• **Task brief**: Write out each line that follows exactly as it stands, without the pictures.

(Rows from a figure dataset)
════════════════════
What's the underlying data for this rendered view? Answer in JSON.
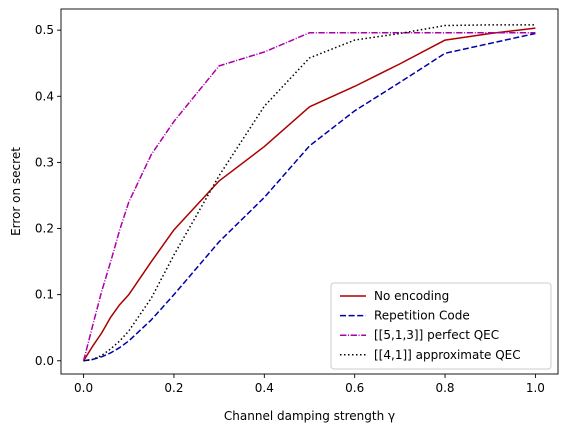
{
  "chart_data": {
    "type": "line",
    "xlabel": "Channel damping strength γ",
    "ylabel": "Error on secret",
    "xlim": [
      -0.05,
      1.05
    ],
    "ylim": [
      -0.02,
      0.532
    ],
    "xticks": [
      0.0,
      0.2,
      0.4,
      0.6,
      0.8,
      1.0
    ],
    "xtick_labels": [
      "0.0",
      "0.2",
      "0.4",
      "0.6",
      "0.8",
      "1.0"
    ],
    "yticks": [
      0.0,
      0.1,
      0.2,
      0.3,
      0.4,
      0.5
    ],
    "ytick_labels": [
      "0.0",
      "0.1",
      "0.2",
      "0.3",
      "0.4",
      "0.5"
    ],
    "grid": false,
    "legend_position": "bottom-right",
    "series": [
      {
        "name": "No encoding",
        "color": "#aa0000",
        "dash": "solid",
        "x": [
          0.0,
          0.02,
          0.04,
          0.06,
          0.08,
          0.1,
          0.15,
          0.2,
          0.3,
          0.4,
          0.5,
          0.6,
          0.7,
          0.8,
          0.9,
          1.0
        ],
        "y": [
          0.0,
          0.022,
          0.042,
          0.066,
          0.085,
          0.1,
          0.15,
          0.198,
          0.272,
          0.324,
          0.384,
          0.415,
          0.449,
          0.485,
          0.495,
          0.503
        ]
      },
      {
        "name": "Repetition Code",
        "color": "#0000aa",
        "dash": "dashed",
        "x": [
          0.0,
          0.02,
          0.04,
          0.06,
          0.08,
          0.1,
          0.15,
          0.2,
          0.3,
          0.4,
          0.5,
          0.6,
          0.7,
          0.8,
          0.9,
          1.0
        ],
        "y": [
          0.0,
          0.002,
          0.006,
          0.012,
          0.02,
          0.03,
          0.062,
          0.1,
          0.18,
          0.247,
          0.325,
          0.378,
          0.421,
          0.465,
          0.48,
          0.495
        ]
      },
      {
        "name": "[[5,1,3]] perfect QEC",
        "color": "#aa00aa",
        "dash": "dashdot",
        "x": [
          0.0,
          0.02,
          0.04,
          0.06,
          0.08,
          0.1,
          0.15,
          0.2,
          0.3,
          0.4,
          0.5,
          0.6,
          0.7,
          0.8,
          0.9,
          1.0
        ],
        "y": [
          0.0,
          0.053,
          0.105,
          0.15,
          0.198,
          0.24,
          0.312,
          0.362,
          0.446,
          0.467,
          0.496,
          0.496,
          0.496,
          0.496,
          0.496,
          0.496
        ]
      },
      {
        "name": "[[4,1]] approximate QEC",
        "color": "#000000",
        "dash": "dotted",
        "x": [
          0.0,
          0.02,
          0.04,
          0.06,
          0.08,
          0.1,
          0.15,
          0.2,
          0.3,
          0.4,
          0.5,
          0.6,
          0.7,
          0.8,
          0.9,
          1.0
        ],
        "y": [
          0.0,
          0.002,
          0.008,
          0.018,
          0.03,
          0.045,
          0.095,
          0.16,
          0.28,
          0.385,
          0.458,
          0.485,
          0.495,
          0.507,
          0.508,
          0.508
        ]
      }
    ]
  }
}
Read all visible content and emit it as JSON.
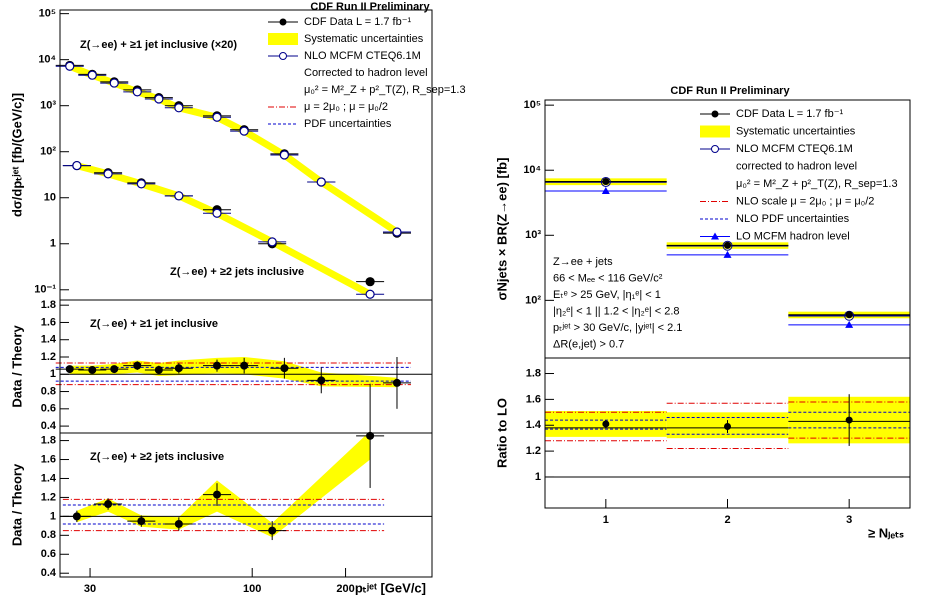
════════════════════
• **Response to this task**:
What's the underlying data for this rendered view? Answer in JSON.
{
  "chart_data": {
    "type": "line",
    "xlabel": "Channel damping strength γ",
    "ylabel": "Error on secret",
    "xlim": [
      -0.05,
      1.05
    ],
    "ylim": [
      -0.02,
      0.532
    ],
    "xticks": [
      0.0,
      0.2,
      0.4,
      0.6,
      0.8,
      1.0
    ],
    "xtick_labels": [
      "0.0",
      "0.2",
      "0.4",
      "0.6",
      "0.8",
      "1.0"
    ],
    "yticks": [
      0.0,
      0.1,
      0.2,
      0.3,
      0.4,
      0.5
    ],
    "ytick_labels": [
      "0.0",
      "0.1",
      "0.2",
      "0.3",
      "0.4",
      "0.5"
    ],
    "grid": false,
    "legend_position": "bottom-right",
    "series": [
      {
        "name": "No encoding",
        "color": "#aa0000",
        "dash": "solid",
        "x": [
          0.0,
          0.02,
          0.04,
          0.06,
          0.08,
          0.1,
          0.15,
          0.2,
          0.3,
          0.4,
          0.5,
          0.6,
          0.7,
          0.8,
          0.9,
          1.0
        ],
        "y": [
          0.0,
          0.022,
          0.042,
          0.066,
          0.085,
          0.1,
          0.15,
          0.198,
          0.272,
          0.324,
          0.384,
          0.415,
          0.449,
          0.485,
          0.495,
          0.503
        ]
      },
      {
        "name": "Repetition Code",
        "color": "#0000aa",
        "dash": "dashed",
        "x": [
          0.0,
          0.02,
          0.04,
          0.06,
          0.08,
          0.1,
          0.15,
          0.2,
          0.3,
          0.4,
          0.5,
          0.6,
          0.7,
          0.8,
          0.9,
          1.0
        ],
        "y": [
          0.0,
          0.002,
          0.006,
          0.012,
          0.02,
          0.03,
          0.062,
          0.1,
          0.18,
          0.247,
          0.325,
          0.378,
          0.421,
          0.465,
          0.48,
          0.495
        ]
      },
      {
        "name": "[[5,1,3]] perfect QEC",
        "color": "#aa00aa",
        "dash": "dashdot",
        "x": [
          0.0,
          0.02,
          0.04,
          0.06,
          0.08,
          0.1,
          0.15,
          0.2,
          0.3,
          0.4,
          0.5,
          0.6,
          0.7,
          0.8,
          0.9,
          1.0
        ],
        "y": [
          0.0,
          0.053,
          0.105,
          0.15,
          0.198,
          0.24,
          0.312,
          0.362,
          0.446,
          0.467,
          0.496,
          0.496,
          0.496,
          0.496,
          0.496,
          0.496
        ]
      },
      {
        "name": "[[4,1]] approximate QEC",
        "color": "#000000",
        "dash": "dotted",
        "x": [
          0.0,
          0.02,
          0.04,
          0.06,
          0.08,
          0.1,
          0.15,
          0.2,
          0.3,
          0.4,
          0.5,
          0.6,
          0.7,
          0.8,
          0.9,
          1.0
        ],
        "y": [
          0.0,
          0.002,
          0.008,
          0.018,
          0.03,
          0.045,
          0.095,
          0.16,
          0.28,
          0.385,
          0.458,
          0.485,
          0.495,
          0.507,
          0.508,
          0.508
        ]
      }
    ]
  }
}
Read all visible content and emit it as JSON.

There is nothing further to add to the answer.